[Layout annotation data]
==============================

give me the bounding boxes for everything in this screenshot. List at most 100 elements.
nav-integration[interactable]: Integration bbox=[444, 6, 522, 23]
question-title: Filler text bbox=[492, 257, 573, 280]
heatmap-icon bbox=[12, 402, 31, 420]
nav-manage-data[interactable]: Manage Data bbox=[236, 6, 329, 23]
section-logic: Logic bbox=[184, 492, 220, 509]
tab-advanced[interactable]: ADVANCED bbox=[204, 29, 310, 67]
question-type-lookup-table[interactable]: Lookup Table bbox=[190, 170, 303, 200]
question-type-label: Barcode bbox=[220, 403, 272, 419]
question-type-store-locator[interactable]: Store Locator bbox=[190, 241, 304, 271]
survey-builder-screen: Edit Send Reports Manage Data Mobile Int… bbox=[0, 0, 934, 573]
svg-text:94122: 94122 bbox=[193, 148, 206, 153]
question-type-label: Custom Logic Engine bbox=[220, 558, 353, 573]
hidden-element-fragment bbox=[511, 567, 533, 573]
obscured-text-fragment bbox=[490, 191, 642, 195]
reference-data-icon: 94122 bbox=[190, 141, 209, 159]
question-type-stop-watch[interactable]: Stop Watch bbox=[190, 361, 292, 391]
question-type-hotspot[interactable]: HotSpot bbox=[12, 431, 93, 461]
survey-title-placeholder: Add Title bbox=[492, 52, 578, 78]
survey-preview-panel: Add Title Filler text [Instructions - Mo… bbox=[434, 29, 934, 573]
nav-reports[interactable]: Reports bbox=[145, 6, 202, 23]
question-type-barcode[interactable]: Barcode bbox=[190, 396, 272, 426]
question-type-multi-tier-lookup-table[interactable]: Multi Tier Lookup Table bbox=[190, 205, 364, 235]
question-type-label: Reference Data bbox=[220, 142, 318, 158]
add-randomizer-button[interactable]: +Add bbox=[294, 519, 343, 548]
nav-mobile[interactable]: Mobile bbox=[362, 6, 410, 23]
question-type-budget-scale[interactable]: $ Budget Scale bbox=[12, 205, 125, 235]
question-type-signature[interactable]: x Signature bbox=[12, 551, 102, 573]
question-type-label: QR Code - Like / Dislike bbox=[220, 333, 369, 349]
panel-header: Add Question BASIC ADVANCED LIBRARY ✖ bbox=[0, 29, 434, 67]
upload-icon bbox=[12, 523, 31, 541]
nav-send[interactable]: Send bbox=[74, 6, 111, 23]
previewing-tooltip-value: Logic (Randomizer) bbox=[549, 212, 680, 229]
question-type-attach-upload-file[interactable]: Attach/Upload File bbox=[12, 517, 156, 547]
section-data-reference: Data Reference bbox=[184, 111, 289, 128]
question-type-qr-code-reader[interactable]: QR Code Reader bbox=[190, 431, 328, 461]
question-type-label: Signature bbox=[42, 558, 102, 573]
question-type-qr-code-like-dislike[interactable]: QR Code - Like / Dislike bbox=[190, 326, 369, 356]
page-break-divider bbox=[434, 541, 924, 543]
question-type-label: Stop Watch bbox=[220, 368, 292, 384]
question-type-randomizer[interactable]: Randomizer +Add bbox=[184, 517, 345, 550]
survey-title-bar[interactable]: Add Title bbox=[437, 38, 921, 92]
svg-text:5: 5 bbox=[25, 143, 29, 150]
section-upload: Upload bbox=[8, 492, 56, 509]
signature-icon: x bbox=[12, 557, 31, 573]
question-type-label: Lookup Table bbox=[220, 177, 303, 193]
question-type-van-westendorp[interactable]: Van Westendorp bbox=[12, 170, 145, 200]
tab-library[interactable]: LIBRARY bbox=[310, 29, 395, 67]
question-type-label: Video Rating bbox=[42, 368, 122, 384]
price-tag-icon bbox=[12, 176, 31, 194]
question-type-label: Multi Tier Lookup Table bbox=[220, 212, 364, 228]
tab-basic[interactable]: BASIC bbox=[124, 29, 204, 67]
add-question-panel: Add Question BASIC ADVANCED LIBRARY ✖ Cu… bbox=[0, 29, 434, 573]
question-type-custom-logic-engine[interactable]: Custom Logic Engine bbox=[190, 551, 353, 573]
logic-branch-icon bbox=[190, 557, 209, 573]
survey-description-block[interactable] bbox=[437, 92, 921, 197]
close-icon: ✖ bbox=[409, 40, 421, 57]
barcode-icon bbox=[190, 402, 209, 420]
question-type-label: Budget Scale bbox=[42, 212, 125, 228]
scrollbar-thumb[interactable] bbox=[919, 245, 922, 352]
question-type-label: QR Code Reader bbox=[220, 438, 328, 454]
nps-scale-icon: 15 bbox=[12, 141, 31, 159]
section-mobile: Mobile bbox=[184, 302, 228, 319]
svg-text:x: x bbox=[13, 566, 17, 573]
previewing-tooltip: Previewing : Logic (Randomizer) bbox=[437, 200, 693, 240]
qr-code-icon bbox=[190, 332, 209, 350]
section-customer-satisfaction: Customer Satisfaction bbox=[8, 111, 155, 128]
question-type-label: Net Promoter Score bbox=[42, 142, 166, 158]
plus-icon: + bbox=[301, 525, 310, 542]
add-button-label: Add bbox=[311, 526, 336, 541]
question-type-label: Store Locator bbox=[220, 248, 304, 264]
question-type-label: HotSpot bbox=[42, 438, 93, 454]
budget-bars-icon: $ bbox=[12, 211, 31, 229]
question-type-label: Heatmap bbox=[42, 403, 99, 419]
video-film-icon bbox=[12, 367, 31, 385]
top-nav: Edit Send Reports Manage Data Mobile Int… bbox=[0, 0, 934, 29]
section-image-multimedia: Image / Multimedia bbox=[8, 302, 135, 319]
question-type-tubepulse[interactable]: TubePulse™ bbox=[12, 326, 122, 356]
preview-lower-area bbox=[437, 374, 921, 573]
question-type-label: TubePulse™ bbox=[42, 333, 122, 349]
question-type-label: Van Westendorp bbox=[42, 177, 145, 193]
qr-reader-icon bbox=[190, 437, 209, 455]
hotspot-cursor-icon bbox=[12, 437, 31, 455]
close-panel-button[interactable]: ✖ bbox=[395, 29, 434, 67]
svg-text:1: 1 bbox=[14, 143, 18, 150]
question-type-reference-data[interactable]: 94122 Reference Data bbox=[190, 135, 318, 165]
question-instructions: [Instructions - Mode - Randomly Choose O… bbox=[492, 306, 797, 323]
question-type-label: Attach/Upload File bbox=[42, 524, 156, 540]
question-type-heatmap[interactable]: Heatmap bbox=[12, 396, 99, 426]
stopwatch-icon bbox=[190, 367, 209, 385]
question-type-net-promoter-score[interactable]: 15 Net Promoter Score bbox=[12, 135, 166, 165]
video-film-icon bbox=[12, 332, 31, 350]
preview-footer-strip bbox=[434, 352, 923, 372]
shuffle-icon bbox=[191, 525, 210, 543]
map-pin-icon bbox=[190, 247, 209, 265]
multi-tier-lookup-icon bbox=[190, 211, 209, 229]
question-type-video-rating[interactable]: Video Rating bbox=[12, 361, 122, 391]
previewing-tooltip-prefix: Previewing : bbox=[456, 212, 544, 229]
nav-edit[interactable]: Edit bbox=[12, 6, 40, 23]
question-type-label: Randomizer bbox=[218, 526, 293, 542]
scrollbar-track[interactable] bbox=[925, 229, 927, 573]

==============================

[EXERCISE DESCRIPTION]
Put each line of the records above into a numbered list, leaving out any blank lines.

[RESULT OF THIS EXERCISE]
1. give me the bounding boxes for everything in this screenshot. List at most 100 elements.
2. nav-integration[interactable]: Integration bbox=[444, 6, 522, 23]
3. question-title: Filler text bbox=[492, 257, 573, 280]
4. heatmap-icon bbox=[12, 402, 31, 420]
5. nav-manage-data[interactable]: Manage Data bbox=[236, 6, 329, 23]
6. section-logic: Logic bbox=[184, 492, 220, 509]
7. tab-advanced[interactable]: ADVANCED bbox=[204, 29, 310, 67]
8. question-type-lookup-table[interactable]: Lookup Table bbox=[190, 170, 303, 200]
9. question-type-label: Barcode bbox=[220, 403, 272, 419]
10. question-type-store-locator[interactable]: Store Locator bbox=[190, 241, 304, 271]
11. survey-builder-screen: Edit Send Reports Manage Data Mobile Int… bbox=[0, 0, 934, 573]
12. svg-text:94122: 94122 bbox=[193, 148, 206, 153]
13. question-type-label: Custom Logic Engine bbox=[220, 558, 353, 573]
14. hidden-element-fragment bbox=[511, 567, 533, 573]
15. obscured-text-fragment bbox=[490, 191, 642, 195]
16. reference-data-icon: 94122 bbox=[190, 141, 209, 159]
17. question-type-stop-watch[interactable]: Stop Watch bbox=[190, 361, 292, 391]
18. question-type-hotspot[interactable]: HotSpot bbox=[12, 431, 93, 461]
19. survey-title-placeholder: Add Title bbox=[492, 52, 578, 78]
20. survey-preview-panel: Add Title Filler text [Instructions - Mo… bbox=[434, 29, 934, 573]
21. nav-reports[interactable]: Reports bbox=[145, 6, 202, 23]
22. question-type-barcode[interactable]: Barcode bbox=[190, 396, 272, 426]
23. question-type-multi-tier-lookup-table[interactable]: Multi Tier Lookup Table bbox=[190, 205, 364, 235]
24. question-type-label: Reference Data bbox=[220, 142, 318, 158]
25. add-randomizer-button[interactable]: +Add bbox=[294, 519, 343, 548]
26. nav-mobile[interactable]: Mobile bbox=[362, 6, 410, 23]
27. question-type-budget-scale[interactable]: $ Budget Scale bbox=[12, 205, 125, 235]
28. question-type-signature[interactable]: x Signature bbox=[12, 551, 102, 573]
29. question-type-label: QR Code - Like / Dislike bbox=[220, 333, 369, 349]
30. panel-header: Add Question BASIC ADVANCED LIBRARY ✖ bbox=[0, 29, 434, 67]
31. upload-icon bbox=[12, 523, 31, 541]
32. nav-send[interactable]: Send bbox=[74, 6, 111, 23]
33. previewing-tooltip-value: Logic (Randomizer) bbox=[549, 212, 680, 229]
34. question-type-attach-upload-file[interactable]: Attach/Upload File bbox=[12, 517, 156, 547]
35. section-data-reference: Data Reference bbox=[184, 111, 289, 128]
36. question-type-qr-code-reader[interactable]: QR Code Reader bbox=[190, 431, 328, 461]
37. question-type-label: Signature bbox=[42, 558, 102, 573]
38. question-type-qr-code-like-dislike[interactable]: QR Code - Like / Dislike bbox=[190, 326, 369, 356]
39. page-break-divider bbox=[434, 541, 924, 543]
40. question-type-label: Stop Watch bbox=[220, 368, 292, 384]
41. question-type-randomizer[interactable]: Randomizer +Add bbox=[184, 517, 345, 550]
42. survey-title-bar[interactable]: Add Title bbox=[437, 38, 921, 92]
43. svg-text:5: 5 bbox=[25, 143, 29, 150]
44. section-upload: Upload bbox=[8, 492, 56, 509]
45. signature-icon: x bbox=[12, 557, 31, 573]
46. question-type-label: Lookup Table bbox=[220, 177, 303, 193]
47. question-type-van-westendorp[interactable]: Van Westendorp bbox=[12, 170, 145, 200]
48. tab-library[interactable]: LIBRARY bbox=[310, 29, 395, 67]
49. question-type-label: Video Rating bbox=[42, 368, 122, 384]
50. price-tag-icon bbox=[12, 176, 31, 194]
51. question-type-label: Multi Tier Lookup Table bbox=[220, 212, 364, 228]
52. tab-basic[interactable]: BASIC bbox=[124, 29, 204, 67]
53. add-question-panel: Add Question BASIC ADVANCED LIBRARY ✖ Cu… bbox=[0, 29, 434, 573]
54. question-type-custom-logic-engine[interactable]: Custom Logic Engine bbox=[190, 551, 353, 573]
55. logic-branch-icon bbox=[190, 557, 209, 573]
56. survey-description-block[interactable] bbox=[437, 92, 921, 197]
57. close-icon: ✖ bbox=[409, 40, 421, 57]
58. barcode-icon bbox=[190, 402, 209, 420]
59. question-type-label: Budget Scale bbox=[42, 212, 125, 228]
60. scrollbar-thumb[interactable] bbox=[919, 245, 922, 352]
61. question-type-label: QR Code Reader bbox=[220, 438, 328, 454]
62. nps-scale-icon: 15 bbox=[12, 141, 31, 159]
63. section-mobile: Mobile bbox=[184, 302, 228, 319]
64. svg-text:x: x bbox=[13, 566, 17, 573]
65. previewing-tooltip: Previewing : Logic (Randomizer) bbox=[437, 200, 693, 240]
66. qr-code-icon bbox=[190, 332, 209, 350]
67. section-customer-satisfaction: Customer Satisfaction bbox=[8, 111, 155, 128]
68. question-type-label: Net Promoter Score bbox=[42, 142, 166, 158]
69. plus-icon: + bbox=[301, 525, 310, 542]
70. add-button-label: Add bbox=[311, 526, 336, 541]
71. question-type-label: Store Locator bbox=[220, 248, 304, 264]
72. question-type-label: HotSpot bbox=[42, 438, 93, 454]
73. budget-bars-icon: $ bbox=[12, 211, 31, 229]
74. question-type-label: Heatmap bbox=[42, 403, 99, 419]
75. video-film-icon bbox=[12, 367, 31, 385]
76. top-nav: Edit Send Reports Manage Data Mobile Int… bbox=[0, 0, 934, 29]
77. section-image-multimedia: Image / Multimedia bbox=[8, 302, 135, 319]
78. question-type-tubepulse[interactable]: TubePulse™ bbox=[12, 326, 122, 356]
79. preview-lower-area bbox=[437, 374, 921, 573]
80. question-type-label: TubePulse™ bbox=[42, 333, 122, 349]
81. question-type-label: Van Westendorp bbox=[42, 177, 145, 193]
82. qr-reader-icon bbox=[190, 437, 209, 455]
83. hotspot-cursor-icon bbox=[12, 437, 31, 455]
84. close-panel-button[interactable]: ✖ bbox=[395, 29, 434, 67]
85. svg-text:1: 1 bbox=[14, 143, 18, 150]
86. question-type-reference-data[interactable]: 94122 Reference Data bbox=[190, 135, 318, 165]
87. question-instructions: [Instructions - Mode - Randomly Choose O… bbox=[492, 306, 797, 323]
88. question-type-label: Attach/Upload File bbox=[42, 524, 156, 540]
89. question-type-heatmap[interactable]: Heatmap bbox=[12, 396, 99, 426]
90. stopwatch-icon bbox=[190, 367, 209, 385]
91. question-type-net-promoter-score[interactable]: 15 Net Promoter Score bbox=[12, 135, 166, 165]
92. video-film-icon bbox=[12, 332, 31, 350]
93. preview-footer-strip bbox=[434, 352, 923, 372]
94. shuffle-icon bbox=[191, 525, 210, 543]
95. map-pin-icon bbox=[190, 247, 209, 265]
96. multi-tier-lookup-icon bbox=[190, 211, 209, 229]
97. question-type-video-rating[interactable]: Video Rating bbox=[12, 361, 122, 391]
98. previewing-tooltip-prefix: Previewing : bbox=[456, 212, 544, 229]
99. nav-edit[interactable]: Edit bbox=[12, 6, 40, 23]
100. question-type-label: Randomizer bbox=[218, 526, 293, 542]
101. scrollbar-track[interactable] bbox=[925, 229, 927, 573]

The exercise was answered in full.